*Aim*: Copy each line that contains the string "name".

*Data shown*:
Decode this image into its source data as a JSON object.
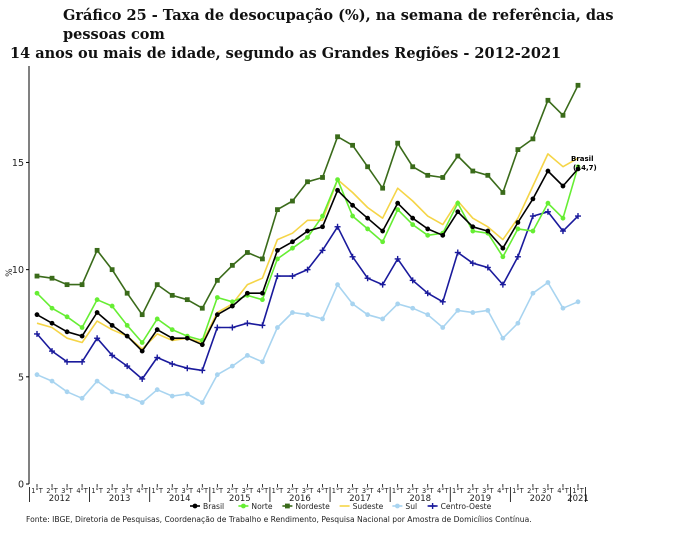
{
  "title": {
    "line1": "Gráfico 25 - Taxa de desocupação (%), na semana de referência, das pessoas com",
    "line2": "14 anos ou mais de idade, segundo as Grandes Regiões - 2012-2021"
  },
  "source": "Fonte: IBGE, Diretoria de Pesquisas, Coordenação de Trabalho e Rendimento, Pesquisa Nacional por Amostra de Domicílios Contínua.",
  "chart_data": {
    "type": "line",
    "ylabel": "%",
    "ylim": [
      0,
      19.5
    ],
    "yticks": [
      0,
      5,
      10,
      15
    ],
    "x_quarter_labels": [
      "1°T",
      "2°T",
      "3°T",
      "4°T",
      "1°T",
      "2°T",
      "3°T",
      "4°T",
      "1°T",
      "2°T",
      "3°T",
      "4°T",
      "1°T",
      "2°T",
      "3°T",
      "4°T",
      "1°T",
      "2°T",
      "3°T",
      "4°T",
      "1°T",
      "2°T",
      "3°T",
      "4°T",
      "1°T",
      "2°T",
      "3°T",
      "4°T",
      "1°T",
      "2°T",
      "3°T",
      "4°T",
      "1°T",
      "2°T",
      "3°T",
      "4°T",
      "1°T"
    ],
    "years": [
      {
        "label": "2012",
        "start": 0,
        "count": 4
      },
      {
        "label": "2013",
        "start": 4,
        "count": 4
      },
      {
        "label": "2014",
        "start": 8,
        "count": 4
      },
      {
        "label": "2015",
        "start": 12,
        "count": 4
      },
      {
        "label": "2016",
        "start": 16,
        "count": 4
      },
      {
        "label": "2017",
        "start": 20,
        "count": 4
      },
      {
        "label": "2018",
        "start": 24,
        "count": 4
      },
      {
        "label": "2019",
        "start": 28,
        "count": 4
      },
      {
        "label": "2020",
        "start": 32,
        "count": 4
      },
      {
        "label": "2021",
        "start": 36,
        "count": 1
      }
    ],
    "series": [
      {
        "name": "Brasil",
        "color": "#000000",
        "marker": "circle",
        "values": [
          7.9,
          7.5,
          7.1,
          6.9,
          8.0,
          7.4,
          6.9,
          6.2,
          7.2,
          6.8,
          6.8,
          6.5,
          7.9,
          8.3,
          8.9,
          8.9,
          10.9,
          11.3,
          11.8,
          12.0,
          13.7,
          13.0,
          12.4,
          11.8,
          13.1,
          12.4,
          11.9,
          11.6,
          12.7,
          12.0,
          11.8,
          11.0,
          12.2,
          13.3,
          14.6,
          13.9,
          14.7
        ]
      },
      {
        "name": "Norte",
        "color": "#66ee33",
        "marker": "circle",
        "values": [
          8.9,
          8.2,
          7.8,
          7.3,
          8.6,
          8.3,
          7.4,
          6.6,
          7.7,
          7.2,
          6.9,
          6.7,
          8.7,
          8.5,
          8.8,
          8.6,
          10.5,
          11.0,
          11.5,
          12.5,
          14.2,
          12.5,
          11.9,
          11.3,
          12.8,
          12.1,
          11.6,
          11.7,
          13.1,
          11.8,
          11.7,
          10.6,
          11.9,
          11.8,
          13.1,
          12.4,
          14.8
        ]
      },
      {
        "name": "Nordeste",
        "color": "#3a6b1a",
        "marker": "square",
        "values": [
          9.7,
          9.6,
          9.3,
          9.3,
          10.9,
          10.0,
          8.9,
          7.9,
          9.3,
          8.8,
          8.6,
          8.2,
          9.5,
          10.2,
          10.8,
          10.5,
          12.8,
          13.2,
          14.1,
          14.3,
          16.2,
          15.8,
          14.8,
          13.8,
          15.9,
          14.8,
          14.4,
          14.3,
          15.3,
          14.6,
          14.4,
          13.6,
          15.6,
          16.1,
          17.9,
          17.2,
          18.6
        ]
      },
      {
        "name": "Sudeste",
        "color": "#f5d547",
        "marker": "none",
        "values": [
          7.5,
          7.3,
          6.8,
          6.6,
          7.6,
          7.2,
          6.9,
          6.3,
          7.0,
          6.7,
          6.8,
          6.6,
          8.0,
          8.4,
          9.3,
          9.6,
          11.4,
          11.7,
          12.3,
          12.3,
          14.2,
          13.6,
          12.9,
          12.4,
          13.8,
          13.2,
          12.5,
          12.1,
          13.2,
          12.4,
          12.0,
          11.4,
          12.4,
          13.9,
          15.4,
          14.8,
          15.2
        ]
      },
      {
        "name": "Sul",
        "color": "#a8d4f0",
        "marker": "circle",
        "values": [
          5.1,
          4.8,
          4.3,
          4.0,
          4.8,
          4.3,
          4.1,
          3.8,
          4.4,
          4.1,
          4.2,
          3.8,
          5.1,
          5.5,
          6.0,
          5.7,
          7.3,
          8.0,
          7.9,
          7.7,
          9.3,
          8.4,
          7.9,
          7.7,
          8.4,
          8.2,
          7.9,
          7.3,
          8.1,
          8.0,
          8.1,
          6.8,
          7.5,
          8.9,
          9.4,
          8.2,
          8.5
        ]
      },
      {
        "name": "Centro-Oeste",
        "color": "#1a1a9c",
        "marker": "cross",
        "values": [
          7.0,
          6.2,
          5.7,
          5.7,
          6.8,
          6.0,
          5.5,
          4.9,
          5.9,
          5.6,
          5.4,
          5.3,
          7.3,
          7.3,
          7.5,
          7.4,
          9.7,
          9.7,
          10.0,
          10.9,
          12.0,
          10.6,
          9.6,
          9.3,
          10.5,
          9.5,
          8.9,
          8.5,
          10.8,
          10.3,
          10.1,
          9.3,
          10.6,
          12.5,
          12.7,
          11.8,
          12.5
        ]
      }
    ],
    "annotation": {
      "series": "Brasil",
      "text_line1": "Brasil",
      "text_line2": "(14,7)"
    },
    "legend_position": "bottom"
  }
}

*Result below*:
        "name": "Brasil",
        "name": "Norte",
        "name": "Nordeste",
        "name": "Sudeste",
        "name": "Sul",
        "name": "Centro-Oeste",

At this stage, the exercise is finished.